» **Goal**
Exclude the pictures and retype the entries as written.

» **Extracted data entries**
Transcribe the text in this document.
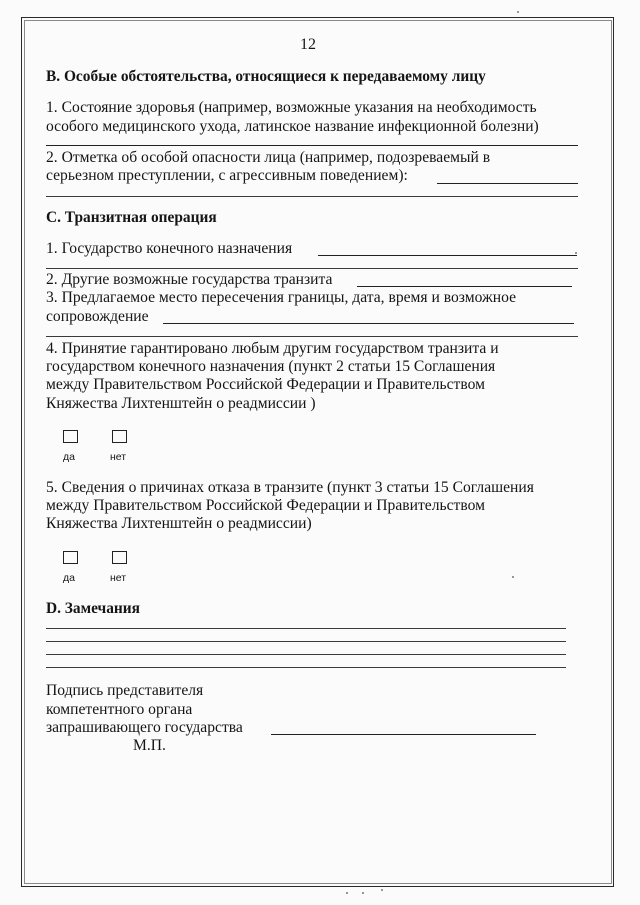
12
B. Особые обстоятельства, относящиеся к передаваемому лицу
1. Состояние здоровья (например, возможные указания на необходимость
особого медицинского ухода, латинское название инфекционной болезни)
2. Отметка об особой опасности лица (например, подозреваемый в
серьезном преступлении, с агрессивным поведением):
C. Транзитная операция
1. Государство конечного назначения
2. Другие возможные государства транзита
3. Предлагаемое место пересечения границы, дата, время и возможное
сопровождение
4. Принятие гарантировано любым другим государством транзита и
государством конечного назначения (пункт 2 статьи 15 Соглашения
между Правительством Российской Федерации и Правительством
Княжества Лихтенштейн о реадмиссии )
да	нет
5. Сведения о причинах отказа в транзите (пункт 3 статьи 15 Соглашения
между Правительством Российской Федерации и Правительством
Княжества Лихтенштейн о реадмиссии)
да	нет
D. Замечания
Подпись представителя
компетентного органа
запрашивающего государства
М.П.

» **Expected answer**
Transcribe the text in this document.
12
B. Особые обстоятельства, относящиеся к передаваемому лицу
1. Состояние здоровья (например, возможные указания на необходимость
особого медицинского ухода, латинское название инфекционной болезни)
2. Отметка об особой опасности лица (например, подозреваемый в
серьезном преступлении, с агрессивным поведением):
C. Транзитная операция
1. Государство конечного назначения
2. Другие возможные государства транзита
3. Предлагаемое место пересечения границы, дата, время и возможное
сопровождение
4. Принятие гарантировано любым другим государством транзита и
государством конечного назначения (пункт 2 статьи 15 Соглашения
между Правительством Российской Федерации и Правительством
Княжества Лихтенштейн о реадмиссии )
да	нет
5. Сведения о причинах отказа в транзите (пункт 3 статьи 15 Соглашения
между Правительством Российской Федерации и Правительством
Княжества Лихтенштейн о реадмиссии)
да	нет
D. Замечания
Подпись представителя
компетентного органа
запрашивающего государства
М.П.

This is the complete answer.